_WHAT YOU SHOULD DO_.
Pick out every line of the entries below where "Configuration" occurs, and copy those lines.

_PROVIDED RECORDS_.
◆ ◆ ◆ ◆ ◆
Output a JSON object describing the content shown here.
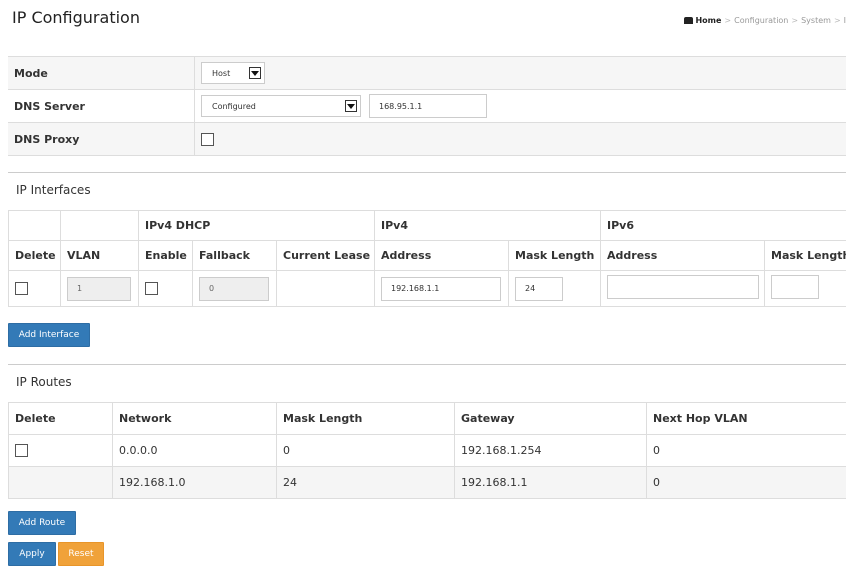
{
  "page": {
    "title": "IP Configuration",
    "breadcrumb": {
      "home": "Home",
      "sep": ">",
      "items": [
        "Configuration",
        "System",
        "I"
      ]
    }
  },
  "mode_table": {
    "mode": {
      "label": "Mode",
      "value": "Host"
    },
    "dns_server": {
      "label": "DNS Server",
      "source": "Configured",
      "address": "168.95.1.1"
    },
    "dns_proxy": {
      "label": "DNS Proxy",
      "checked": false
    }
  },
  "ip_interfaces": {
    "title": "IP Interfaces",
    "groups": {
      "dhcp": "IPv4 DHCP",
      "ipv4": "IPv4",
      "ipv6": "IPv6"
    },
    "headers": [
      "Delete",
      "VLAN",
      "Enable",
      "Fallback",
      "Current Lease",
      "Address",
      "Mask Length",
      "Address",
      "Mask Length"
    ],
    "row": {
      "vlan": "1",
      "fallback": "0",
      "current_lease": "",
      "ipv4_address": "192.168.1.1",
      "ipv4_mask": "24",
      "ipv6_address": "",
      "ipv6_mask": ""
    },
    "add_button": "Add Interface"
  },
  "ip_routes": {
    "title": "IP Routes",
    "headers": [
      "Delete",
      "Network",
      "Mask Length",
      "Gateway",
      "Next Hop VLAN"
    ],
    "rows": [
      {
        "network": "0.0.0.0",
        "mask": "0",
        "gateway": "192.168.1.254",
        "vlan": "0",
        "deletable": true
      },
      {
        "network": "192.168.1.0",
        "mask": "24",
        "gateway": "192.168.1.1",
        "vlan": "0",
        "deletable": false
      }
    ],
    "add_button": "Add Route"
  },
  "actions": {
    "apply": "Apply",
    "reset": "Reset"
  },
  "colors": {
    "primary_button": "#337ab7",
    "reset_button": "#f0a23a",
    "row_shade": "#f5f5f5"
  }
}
◆ ◆ ◆ ◆ ◆
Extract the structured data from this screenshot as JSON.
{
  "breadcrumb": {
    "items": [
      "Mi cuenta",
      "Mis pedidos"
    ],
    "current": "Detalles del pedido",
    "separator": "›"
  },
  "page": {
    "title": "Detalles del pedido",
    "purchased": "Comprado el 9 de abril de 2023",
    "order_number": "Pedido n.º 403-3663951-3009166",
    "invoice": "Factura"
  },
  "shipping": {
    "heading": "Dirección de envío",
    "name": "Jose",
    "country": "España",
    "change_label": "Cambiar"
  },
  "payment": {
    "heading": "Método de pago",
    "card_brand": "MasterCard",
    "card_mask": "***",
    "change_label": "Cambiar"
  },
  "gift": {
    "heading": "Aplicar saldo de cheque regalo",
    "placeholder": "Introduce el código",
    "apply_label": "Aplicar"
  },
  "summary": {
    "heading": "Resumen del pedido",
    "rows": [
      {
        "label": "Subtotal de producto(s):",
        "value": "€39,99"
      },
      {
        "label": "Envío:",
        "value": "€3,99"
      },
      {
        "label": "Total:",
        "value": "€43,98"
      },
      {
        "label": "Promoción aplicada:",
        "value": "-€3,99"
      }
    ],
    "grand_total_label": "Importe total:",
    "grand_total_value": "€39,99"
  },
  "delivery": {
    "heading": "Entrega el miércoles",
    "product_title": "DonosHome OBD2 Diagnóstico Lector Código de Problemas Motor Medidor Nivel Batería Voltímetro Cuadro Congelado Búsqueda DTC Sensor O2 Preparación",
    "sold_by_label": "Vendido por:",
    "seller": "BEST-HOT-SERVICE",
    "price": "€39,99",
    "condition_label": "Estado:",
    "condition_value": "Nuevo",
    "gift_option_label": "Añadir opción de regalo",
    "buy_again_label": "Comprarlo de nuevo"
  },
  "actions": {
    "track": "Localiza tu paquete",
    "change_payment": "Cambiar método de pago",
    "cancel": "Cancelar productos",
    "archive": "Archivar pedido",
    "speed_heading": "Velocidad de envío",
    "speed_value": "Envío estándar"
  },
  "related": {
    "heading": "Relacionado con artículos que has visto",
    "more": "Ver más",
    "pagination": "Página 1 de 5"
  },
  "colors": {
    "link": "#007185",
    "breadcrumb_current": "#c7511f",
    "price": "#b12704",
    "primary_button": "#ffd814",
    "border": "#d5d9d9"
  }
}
◆ ◆ ◆ ◆ ◆
_EXERCISE RESPONSE_.
    "title": "IP Configuration",
        "Configuration",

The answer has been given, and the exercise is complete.